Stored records
***

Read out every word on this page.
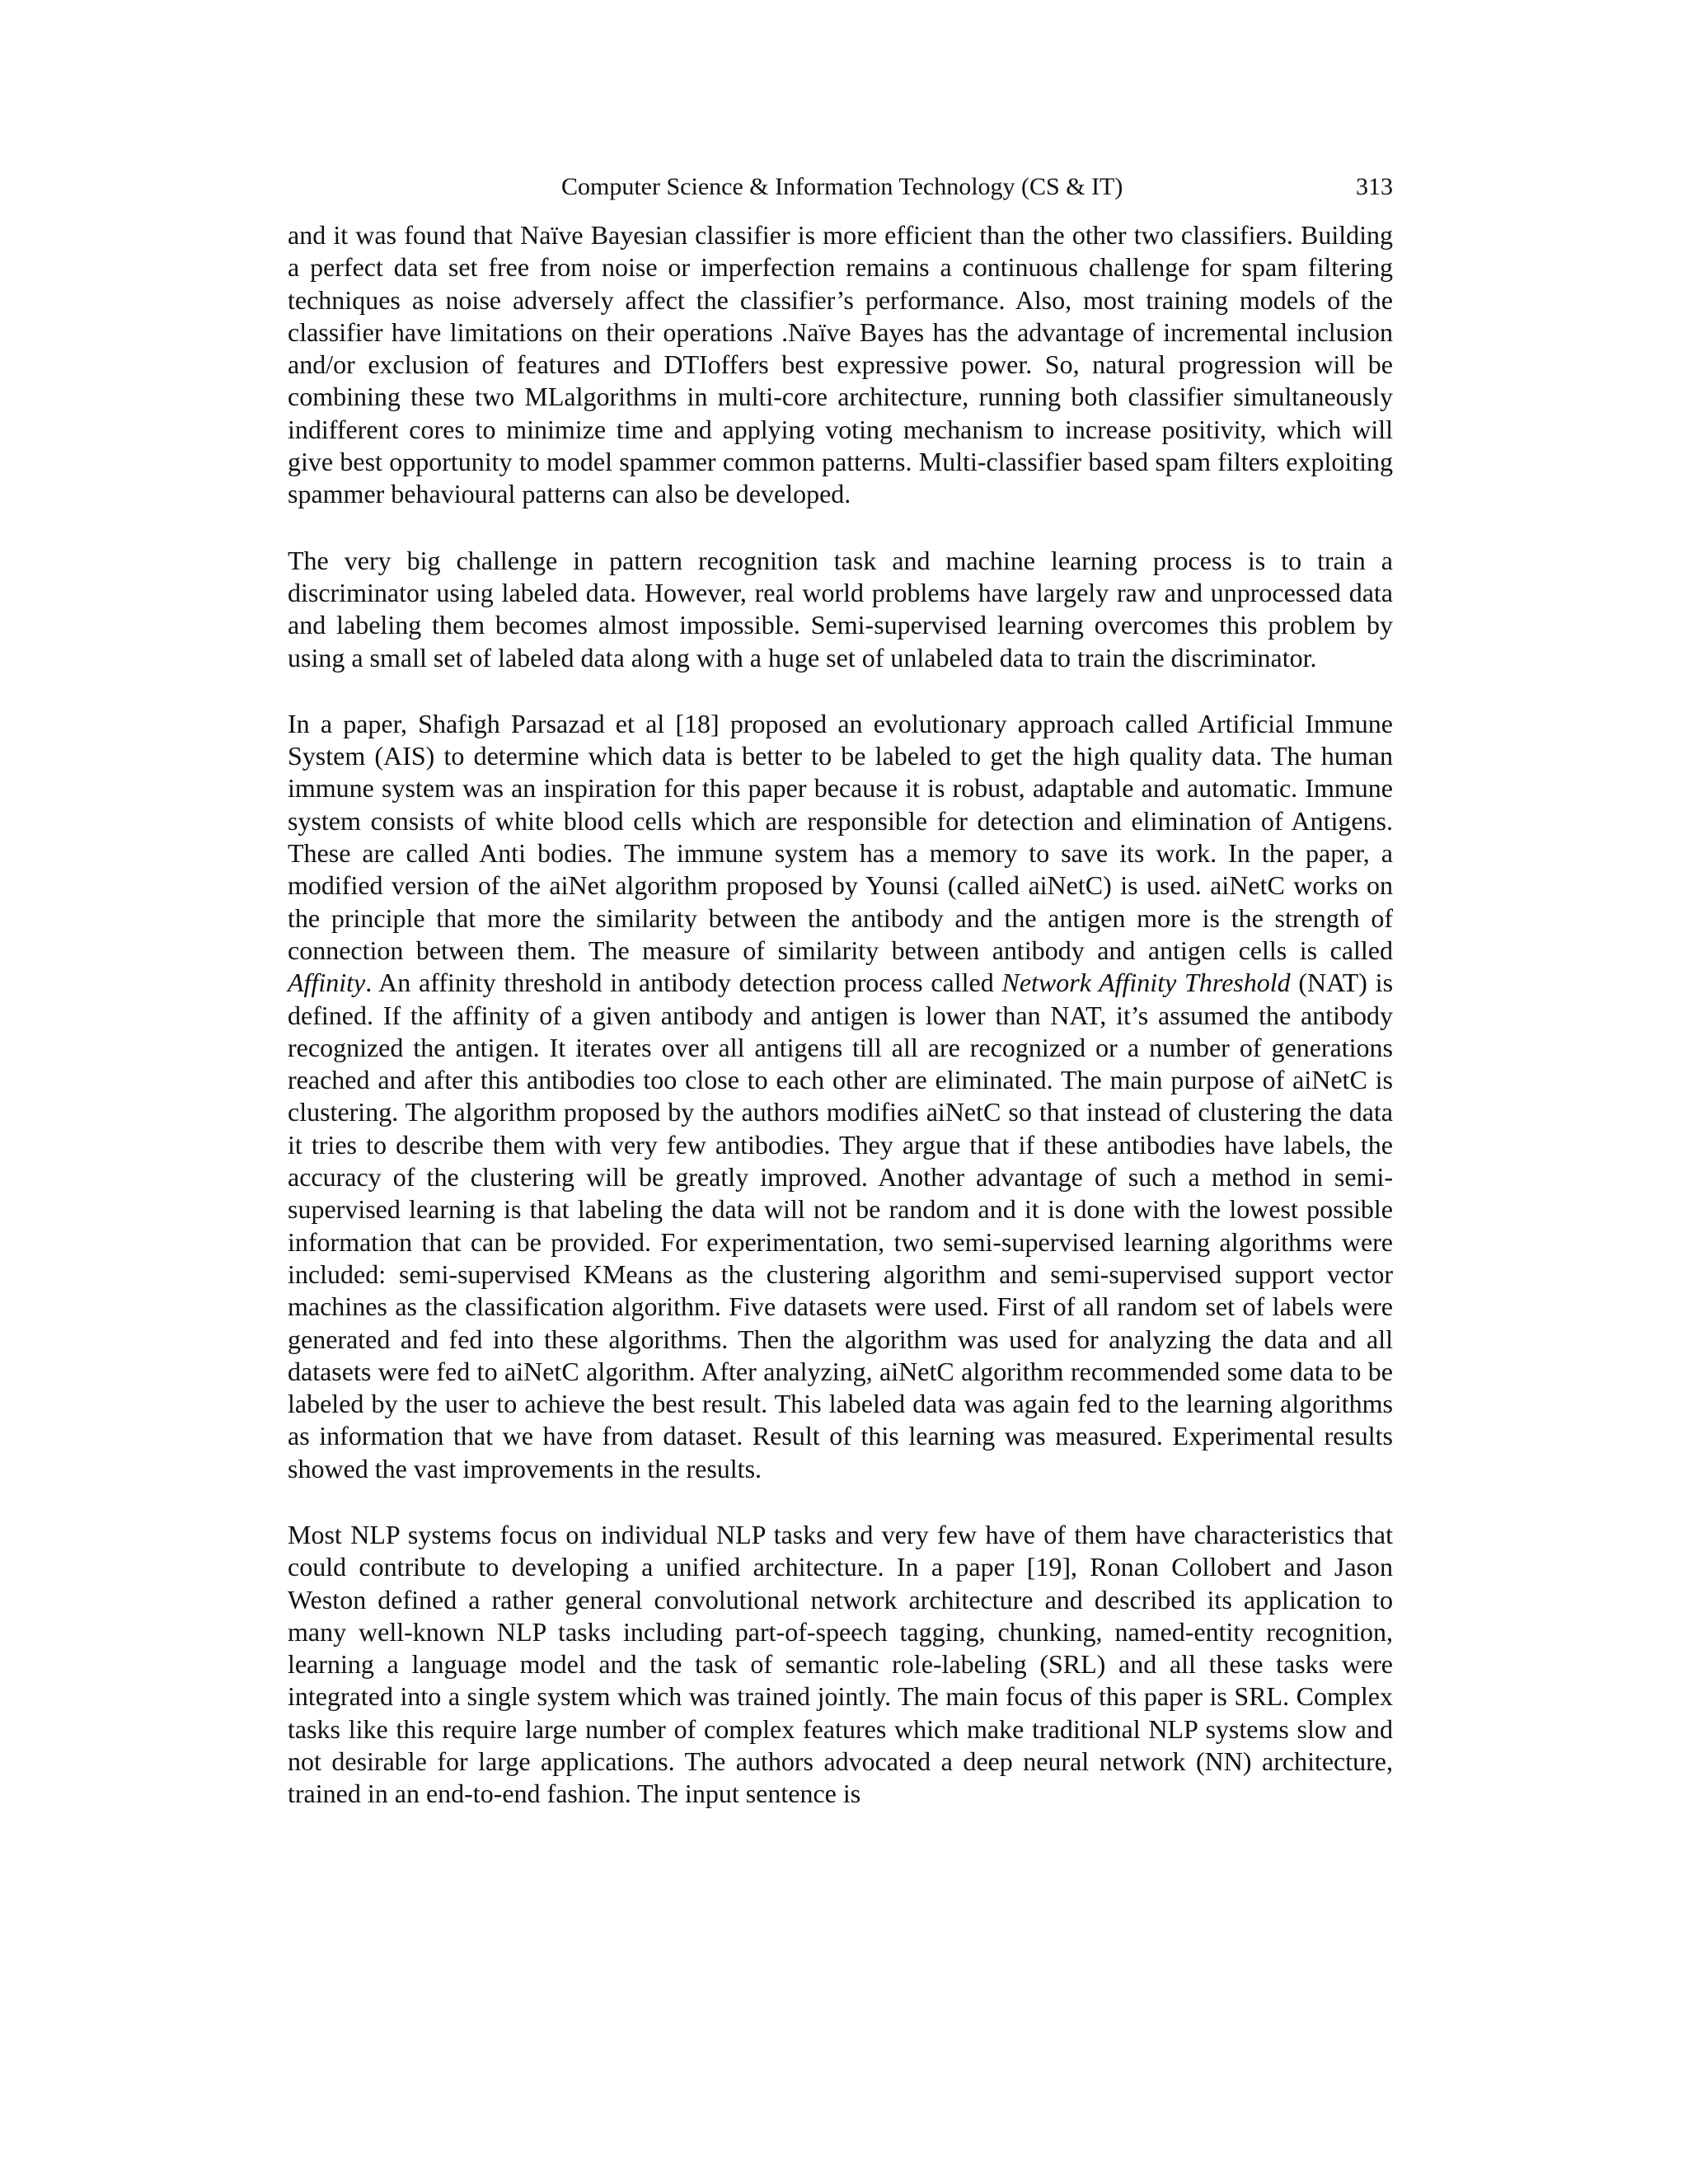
Computer Science & Information Technology (CS & IT)	313

and it was found that Naïve Bayesian classifier is more efficient than the other two classifiers. Building a perfect data set free from noise or imperfection remains a continuous challenge for spam filtering techniques as noise adversely affect the classifier’s performance. Also, most training models of the classifier have limitations on their operations .Naïve Bayes has the advantage of incremental inclusion and/or exclusion of features and DTIoffers best expressive power. So, natural progression will be combining these two MLalgorithms in multi-core architecture, running both classifier simultaneously indifferent cores to minimize time and applying voting mechanism to increase positivity, which will give best opportunity to model spammer common patterns. Multi-classifier based spam filters exploiting spammer behavioural patterns can also be developed.

The very big challenge in pattern recognition task and machine learning process is to train a discriminator using labeled data. However, real world problems have largely raw and unprocessed data and labeling them becomes almost impossible. Semi-supervised learning overcomes this problem by using a small set of labeled data along with a huge set of unlabeled data to train the discriminator.

In a paper, Shafigh Parsazad et al [18] proposed an evolutionary approach called Artificial Immune System (AIS) to determine which data is better to be labeled to get the high quality data. The human immune system was an inspiration for this paper because it is robust, adaptable and automatic. Immune system consists of white blood cells which are responsible for detection and elimination of Antigens. These are called Anti bodies. The immune system has a memory to save its work. In the paper, a modified version of the aiNet algorithm proposed by Younsi (called aiNetC) is used. aiNetC works on the principle that more the similarity between the antibody and the antigen more is the strength of connection between them. The measure of similarity between antibody and antigen cells is called Affinity. An affinity threshold in antibody detection process called Network Affinity Threshold (NAT) is defined. If the affinity of a given antibody and antigen is lower than NAT, it’s assumed the antibody recognized the antigen. It iterates over all antigens till all are recognized or a number of generations reached and after this antibodies too close to each other are eliminated. The main purpose of aiNetC is clustering. The algorithm proposed by the authors modifies aiNetC so that instead of clustering the data it tries to describe them with very few antibodies. They argue that if these antibodies have labels, the accuracy of the clustering will be greatly improved. Another advantage of such a method in semi-supervised learning is that labeling the data will not be random and it is done with the lowest possible information that can be provided. For experimentation, two semi-supervised learning algorithms were included: semi-supervised KMeans as the clustering algorithm and semi-supervised support vector machines as the classification algorithm. Five datasets were used. First of all random set of labels were generated and fed into these algorithms. Then the algorithm was used for analyzing the data and all datasets were fed to aiNetC algorithm. After analyzing, aiNetC algorithm recommended some data to be labeled by the user to achieve the best result. This labeled data was again fed to the learning algorithms as information that we have from dataset. Result of this learning was measured. Experimental results showed the vast improvements in the results.

Most NLP systems focus on individual NLP tasks and very few have of them have characteristics that could contribute to developing a unified architecture. In a paper [19], Ronan Collobert and Jason Weston defined a rather general convolutional network architecture and described its application to many well-known NLP tasks including part-of-speech tagging, chunking, named-entity recognition, learning a language model and the task of semantic role-labeling (SRL) and all these tasks were integrated into a single system which was trained jointly. The main focus of this paper is SRL. Complex tasks like this require large number of complex features which make traditional NLP systems slow and not desirable for large applications. The authors advocated a deep neural network (NN) architecture, trained in an end-to-end fashion. The input sentence is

***

**Task details**
What you return must match the records letter for letter, except that the pictures stay out.

**Expected answer**
Read out every word on this page.
Computer Science & Information Technology (CS & IT)	313

and it was found that Naïve Bayesian classifier is more efficient than the other two classifiers. Building a perfect data set free from noise or imperfection remains a continuous challenge for spam filtering techniques as noise adversely affect the classifier’s performance. Also, most training models of the classifier have limitations on their operations .Naïve Bayes has the advantage of incremental inclusion and/or exclusion of features and DTIoffers best expressive power. So, natural progression will be combining these two MLalgorithms in multi-core architecture, running both classifier simultaneously indifferent cores to minimize time and applying voting mechanism to increase positivity, which will give best opportunity to model spammer common patterns. Multi-classifier based spam filters exploiting spammer behavioural patterns can also be developed.

The very big challenge in pattern recognition task and machine learning process is to train a discriminator using labeled data. However, real world problems have largely raw and unprocessed data and labeling them becomes almost impossible. Semi-supervised learning overcomes this problem by using a small set of labeled data along with a huge set of unlabeled data to train the discriminator.

In a paper, Shafigh Parsazad et al [18] proposed an evolutionary approach called Artificial Immune System (AIS) to determine which data is better to be labeled to get the high quality data. The human immune system was an inspiration for this paper because it is robust, adaptable and automatic. Immune system consists of white blood cells which are responsible for detection and elimination of Antigens. These are called Anti bodies. The immune system has a memory to save its work. In the paper, a modified version of the aiNet algorithm proposed by Younsi (called aiNetC) is used. aiNetC works on the principle that more the similarity between the antibody and the antigen more is the strength of connection between them. The measure of similarity between antibody and antigen cells is called Affinity. An affinity threshold in antibody detection process called Network Affinity Threshold (NAT) is defined. If the affinity of a given antibody and antigen is lower than NAT, it’s assumed the antibody recognized the antigen. It iterates over all antigens till all are recognized or a number of generations reached and after this antibodies too close to each other are eliminated. The main purpose of aiNetC is clustering. The algorithm proposed by the authors modifies aiNetC so that instead of clustering the data it tries to describe them with very few antibodies. They argue that if these antibodies have labels, the accuracy of the clustering will be greatly improved. Another advantage of such a method in semi-supervised learning is that labeling the data will not be random and it is done with the lowest possible information that can be provided. For experimentation, two semi-supervised learning algorithms were included: semi-supervised KMeans as the clustering algorithm and semi-supervised support vector machines as the classification algorithm. Five datasets were used. First of all random set of labels were generated and fed into these algorithms. Then the algorithm was used for analyzing the data and all datasets were fed to aiNetC algorithm. After analyzing, aiNetC algorithm recommended some data to be labeled by the user to achieve the best result. This labeled data was again fed to the learning algorithms as information that we have from dataset. Result of this learning was measured. Experimental results showed the vast improvements in the results.

Most NLP systems focus on individual NLP tasks and very few have of them have characteristics that could contribute to developing a unified architecture. In a paper [19], Ronan Collobert and Jason Weston defined a rather general convolutional network architecture and described its application to many well-known NLP tasks including part-of-speech tagging, chunking, named-entity recognition, learning a language model and the task of semantic role-labeling (SRL) and all these tasks were integrated into a single system which was trained jointly. The main focus of this paper is SRL. Complex tasks like this require large number of complex features which make traditional NLP systems slow and not desirable for large applications. The authors advocated a deep neural network (NN) architecture, trained in an end-to-end fashion. The input sentence is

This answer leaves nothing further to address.